TASK REQUIREMENTS: Without the pictures, copy the entries below word for word.

(Collected data entries)
## Start

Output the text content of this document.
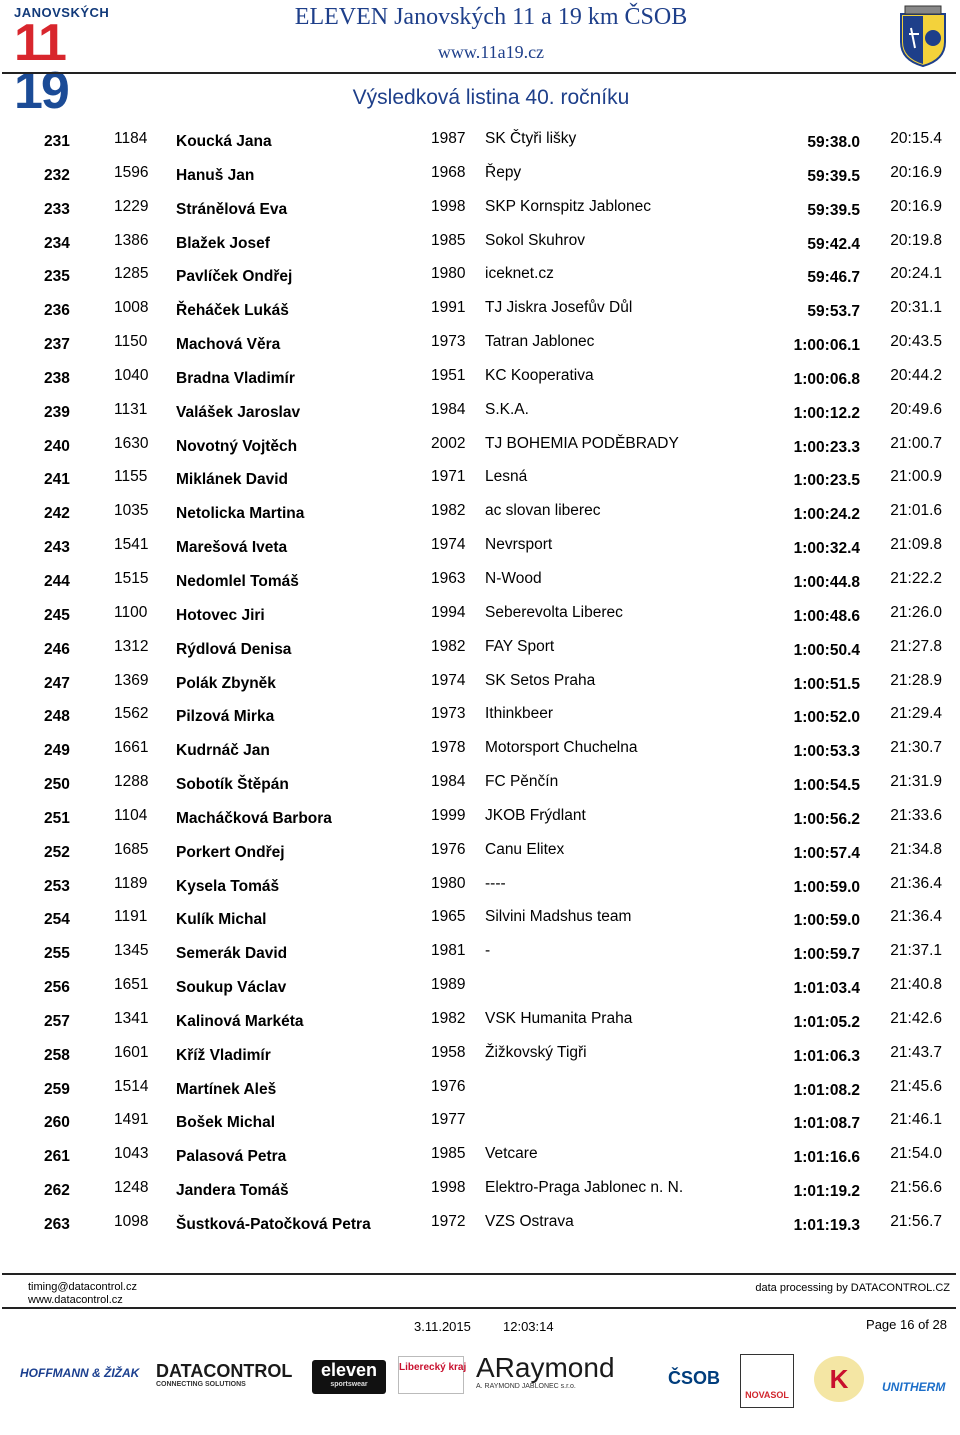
JANOVSKÝCH
11 19
ELEVEN Janovských 11 a 19 km ČSOB
www.11a19.cz
Výsledková listina 40. ročníku
231	1184 Koucká Jana	1987 SK Čtyři lišky	59:38.0 20:15.4
232	1596 Hanuš Jan	1968 Řepy	59:39.5 20:16.9
233	1229 Stránělová Eva	1998 SKP Kornspitz Jablonec	59:39.5 20:16.9
234	1386 Blažek Josef	1985 Sokol Skuhrov	59:42.4 20:19.8
235	1285 Pavlíček Ondřej	1980 iceknet.cz	59:46.7 20:24.1
236	1008 Řeháček Lukáš	1991 TJ Jiskra Josefův Důl	59:53.7 20:31.1
237	1150 Machová Věra	1973 Tatran Jablonec	1:00:06.1 20:43.5
238	1040 Bradna Vladimír	1951 KC Kooperativa	1:00:06.8 20:44.2
239	1131 Valášek Jaroslav	1984 S.K.A.	1:00:12.2 20:49.6
240	1630 Novotný Vojtěch	2002 TJ BOHEMIA PODĚBRADY	1:00:23.3 21:00.7
241	1155 Miklánek David	1971 Lesná	1:00:23.5 21:00.9
242	1035 Netolicka Martina	1982 ac slovan liberec	1:00:24.2 21:01.6
243	1541 Marešová Iveta	1974 Nevrsport	1:00:32.4 21:09.8
244	1515 Nedomlel Tomáš	1963 N-Wood	1:00:44.8 21:22.2
245	1100 Hotovec Jiri	1994 Seberevolta Liberec	1:00:48.6 21:26.0
246	1312 Rýdlová Denisa	1982 FAY Sport	1:00:50.4 21:27.8
247	1369 Polák Zbyněk	1974 SK Setos Praha	1:00:51.5 21:28.9
248	1562 Pilzová Mirka	1973 Ithinkbeer	1:00:52.0 21:29.4
249	1661 Kudrnáč Jan	1978 Motorsport Chuchelna	1:00:53.3 21:30.7
250	1288 Sobotík Štěpán	1984 FC Pěnčín	1:00:54.5 21:31.9
251	1104 Macháčková Barbora	1999 JKOB Frýdlant	1:00:56.2 21:33.6
252	1685 Porkert Ondřej	1976 Canu Elitex	1:00:57.4 21:34.8
253	1189 Kysela Tomáš	1980 ----	1:00:59.0 21:36.4
254	1191 Kulík Michal	1965 Silvini Madshus team	1:00:59.0 21:36.4
255	1345 Semerák David	1981 -	1:00:59.7 21:37.1
256	1651 Soukup Václav	1989	1:01:03.4 21:40.8
257	1341 Kalinová Markéta	1982 VSK Humanita Praha	1:01:05.2 21:42.6
258	1601 Kříž Vladimír	1958 Žižkovský Tigři	1:01:06.3 21:43.7
259	1514 Martínek Aleš	1976	1:01:08.2 21:45.6
260	1491 Bošek Michal	1977	1:01:08.7 21:46.1
261	1043 Palasová Petra	1985 Vetcare	1:01:16.6 21:54.0
262	1248 Jandera Tomáš	1998 Elektro-Praga Jablonec n. N.	1:01:19.2 21:56.6
263	1098 Šustková-Patočková Petra	1972 VZS Ostrava	1:01:19.3 21:56.7
timing@datacontrol.cz
www.datacontrol.cz
data processing by DATACONTROL.CZ
3.11.2015 12:03:14	Page 16 of 28
HOFFMANN & ŽIŽAK DATACONTROL
CONNECTING SOLUTIONS
eleven
sportswear
Liberecký kraj ARaymond
A. RAYMOND JABLONEC s.r.o.	ČSOB
NOVASOL
K	UNITHERM
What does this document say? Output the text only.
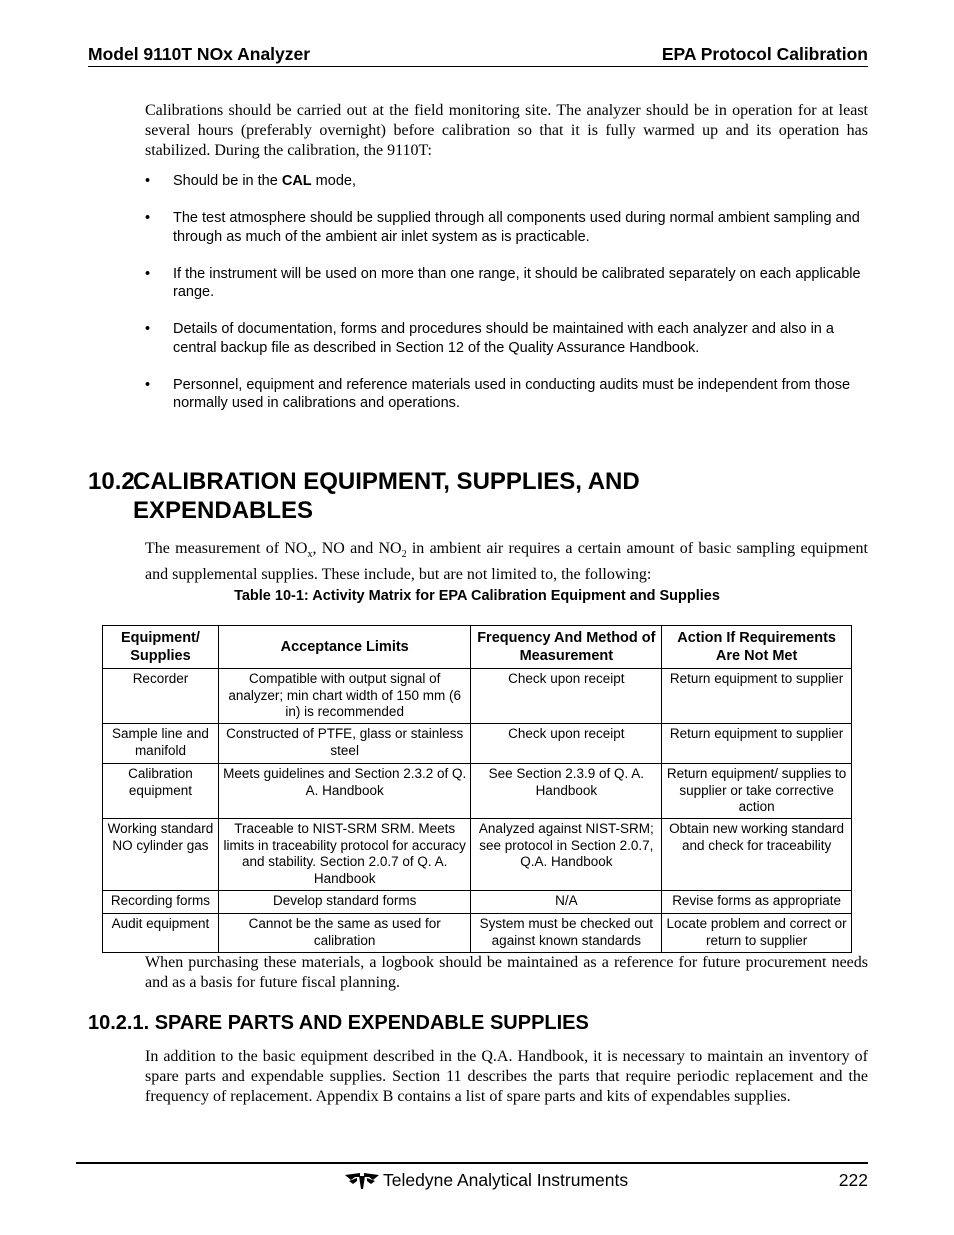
Model 9110T NOx Analyzer	EPA Protocol Calibration

Calibrations should be carried out at the field monitoring site. The analyzer should be in operation for at least several hours (preferably overnight) before calibration so that it is fully warmed up and its operation has stabilized. During the calibration, the 9110T:

• Should be in the CAL mode,
• The test atmosphere should be supplied through all components used during normal ambient sampling and through as much of the ambient air inlet system as is practicable.
• If the instrument will be used on more than one range, it should be calibrated separately on each applicable range.
• Details of documentation, forms and procedures should be maintained with each analyzer and also in a central backup file as described in Section 12 of the Quality Assurance Handbook.
• Personnel, equipment and reference materials used in conducting audits must be independent from those normally used in calibrations and operations.
10.2.CALIBRATION EQUIPMENT, SUPPLIES, AND
EXPENDABLES

The measurement of $NO_x$, NO and $NO_2$ in ambient air requires a certain amount of basic sampling equipment and supplemental supplies. These include, but are not limited to, the following:

Table 10-1: Activity Matrix for EPA Calibration Equipment and Supplies
Equipment/ Supplies	Acceptance Limits	Frequency And Method of Measurement	Action If Requirements Are Not Met
Recorder	Compatible with output signal of analyzer; min chart width of 150 mm (6 in) is recommended	Check upon receipt	Return equipment to supplier
Sample line and manifold	Constructed of PTFE, glass or stainless steel	Check upon receipt	Return equipment to supplier
Calibration equipment	Meets guidelines and Section 2.3.2 of Q. A. Handbook	See Section 2.3.9 of Q. A. Handbook	Return equipment/ supplies to supplier or take corrective action
Working standard NO cylinder gas	Traceable to NIST-SRM SRM. Meets limits in traceability protocol for accuracy and stability. Section 2.0.7 of Q. A. Handbook	Analyzed against NIST-SRM; see protocol in Section 2.0.7, Q.A. Handbook	Obtain new working standard and check for traceability
Recording forms	Develop standard forms	N/A	Revise forms as appropriate
Audit equipment	Cannot be the same as used for calibration	System must be checked out against known standards	Locate problem and correct or return to supplier

When purchasing these materials, a logbook should be maintained as a reference for future procurement needs and as a basis for future fiscal planning.

10.2.1. SPARE PARTS AND EXPENDABLE SUPPLIES

In addition to the basic equipment described in the Q.A. Handbook, it is necessary to maintain an inventory of spare parts and expendable supplies. Section 11 describes the parts that require periodic replacement and the frequency of replacement. Appendix B contains a list of spare parts and kits of expendables supplies.

Teledyne Analytical Instruments	222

## End

FINISHED TASK:
Output the text content of this document.
JANOVSKÝCH
11 19
ELEVEN Janovských 11 a 19 km ČSOB
www.11a19.cz
Výsledková listina 40. ročníku
231	1184 Koucká Jana	1987 SK Čtyři lišky	59:38.0 20:15.4
232	1596 Hanuš Jan	1968 Řepy	59:39.5 20:16.9
233	1229 Stránělová Eva	1998 SKP Kornspitz Jablonec	59:39.5 20:16.9
234	1386 Blažek Josef	1985 Sokol Skuhrov	59:42.4 20:19.8
235	1285 Pavlíček Ondřej	1980 iceknet.cz	59:46.7 20:24.1
236	1008 Řeháček Lukáš	1991 TJ Jiskra Josefův Důl	59:53.7 20:31.1
237	1150 Machová Věra	1973 Tatran Jablonec	1:00:06.1 20:43.5
238	1040 Bradna Vladimír	1951 KC Kooperativa	1:00:06.8 20:44.2
239	1131 Valášek Jaroslav	1984 S.K.A.	1:00:12.2 20:49.6
240	1630 Novotný Vojtěch	2002 TJ BOHEMIA PODĚBRADY	1:00:23.3 21:00.7
241	1155 Miklánek David	1971 Lesná	1:00:23.5 21:00.9
242	1035 Netolicka Martina	1982 ac slovan liberec	1:00:24.2 21:01.6
243	1541 Marešová Iveta	1974 Nevrsport	1:00:32.4 21:09.8
244	1515 Nedomlel Tomáš	1963 N-Wood	1:00:44.8 21:22.2
245	1100 Hotovec Jiri	1994 Seberevolta Liberec	1:00:48.6 21:26.0
246	1312 Rýdlová Denisa	1982 FAY Sport	1:00:50.4 21:27.8
247	1369 Polák Zbyněk	1974 SK Setos Praha	1:00:51.5 21:28.9
248	1562 Pilzová Mirka	1973 Ithinkbeer	1:00:52.0 21:29.4
249	1661 Kudrnáč Jan	1978 Motorsport Chuchelna	1:00:53.3 21:30.7
250	1288 Sobotík Štěpán	1984 FC Pěnčín	1:00:54.5 21:31.9
251	1104 Macháčková Barbora	1999 JKOB Frýdlant	1:00:56.2 21:33.6
252	1685 Porkert Ondřej	1976 Canu Elitex	1:00:57.4 21:34.8
253	1189 Kysela Tomáš	1980 ----	1:00:59.0 21:36.4
254	1191 Kulík Michal	1965 Silvini Madshus team	1:00:59.0 21:36.4
255	1345 Semerák David	1981 -	1:00:59.7 21:37.1
256	1651 Soukup Václav	1989	1:01:03.4 21:40.8
257	1341 Kalinová Markéta	1982 VSK Humanita Praha	1:01:05.2 21:42.6
258	1601 Kříž Vladimír	1958 Žižkovský Tigři	1:01:06.3 21:43.7
259	1514 Martínek Aleš	1976	1:01:08.2 21:45.6
260	1491 Bošek Michal	1977	1:01:08.7 21:46.1
261	1043 Palasová Petra	1985 Vetcare	1:01:16.6 21:54.0
262	1248 Jandera Tomáš	1998 Elektro-Praga Jablonec n. N.	1:01:19.2 21:56.6
263	1098 Šustková-Patočková Petra	1972 VZS Ostrava	1:01:19.3 21:56.7
timing@datacontrol.cz
www.datacontrol.cz
data processing by DATACONTROL.CZ
3.11.2015 12:03:14	Page 16 of 28
HOFFMANN & ŽIŽAK DATACONTROL
CONNECTING SOLUTIONS
eleven
sportswear
Liberecký kraj ARaymond
A. RAYMOND JABLONEC s.r.o.	ČSOB
NOVASOL
K	UNITHERM
What does this document say? Output the text only.
Model 9110T NOx Analyzer	EPA Protocol Calibration

Calibrations should be carried out at the field monitoring site. The analyzer should be in operation for at least several hours (preferably overnight) before calibration so that it is fully warmed up and its operation has stabilized. During the calibration, the 9110T:

• Should be in the CAL mode,
• The test atmosphere should be supplied through all components used during normal ambient sampling and through as much of the ambient air inlet system as is practicable.
• If the instrument will be used on more than one range, it should be calibrated separately on each applicable range.
• Details of documentation, forms and procedures should be maintained with each analyzer and also in a central backup file as described in Section 12 of the Quality Assurance Handbook.
• Personnel, equipment and reference materials used in conducting audits must be independent from those normally used in calibrations and operations.
10.2.CALIBRATION EQUIPMENT, SUPPLIES, AND
EXPENDABLES

The measurement of $NO_x$, NO and $NO_2$ in ambient air requires a certain amount of basic sampling equipment and supplemental supplies. These include, but are not limited to, the following:

Table 10-1: Activity Matrix for EPA Calibration Equipment and Supplies
Equipment/ Supplies	Acceptance Limits	Frequency And Method of Measurement	Action If Requirements Are Not Met
Recorder	Compatible with output signal of analyzer; min chart width of 150 mm (6 in) is recommended	Check upon receipt	Return equipment to supplier
Sample line and manifold	Constructed of PTFE, glass or stainless steel	Check upon receipt	Return equipment to supplier
Calibration equipment	Meets guidelines and Section 2.3.2 of Q. A. Handbook	See Section 2.3.9 of Q. A. Handbook	Return equipment/ supplies to supplier or take corrective action
Working standard NO cylinder gas	Traceable to NIST-SRM SRM. Meets limits in traceability protocol for accuracy and stability. Section 2.0.7 of Q. A. Handbook	Analyzed against NIST-SRM; see protocol in Section 2.0.7, Q.A. Handbook	Obtain new working standard and check for traceability
Recording forms	Develop standard forms	N/A	Revise forms as appropriate
Audit equipment	Cannot be the same as used for calibration	System must be checked out against known standards	Locate problem and correct or return to supplier

When purchasing these materials, a logbook should be maintained as a reference for future procurement needs and as a basis for future fiscal planning.

10.2.1. SPARE PARTS AND EXPENDABLE SUPPLIES

In addition to the basic equipment described in the Q.A. Handbook, it is necessary to maintain an inventory of spare parts and expendable supplies. Section 11 describes the parts that require periodic replacement and the frequency of replacement. Appendix B contains a list of spare parts and kits of expendables supplies.

Teledyne Analytical Instruments	222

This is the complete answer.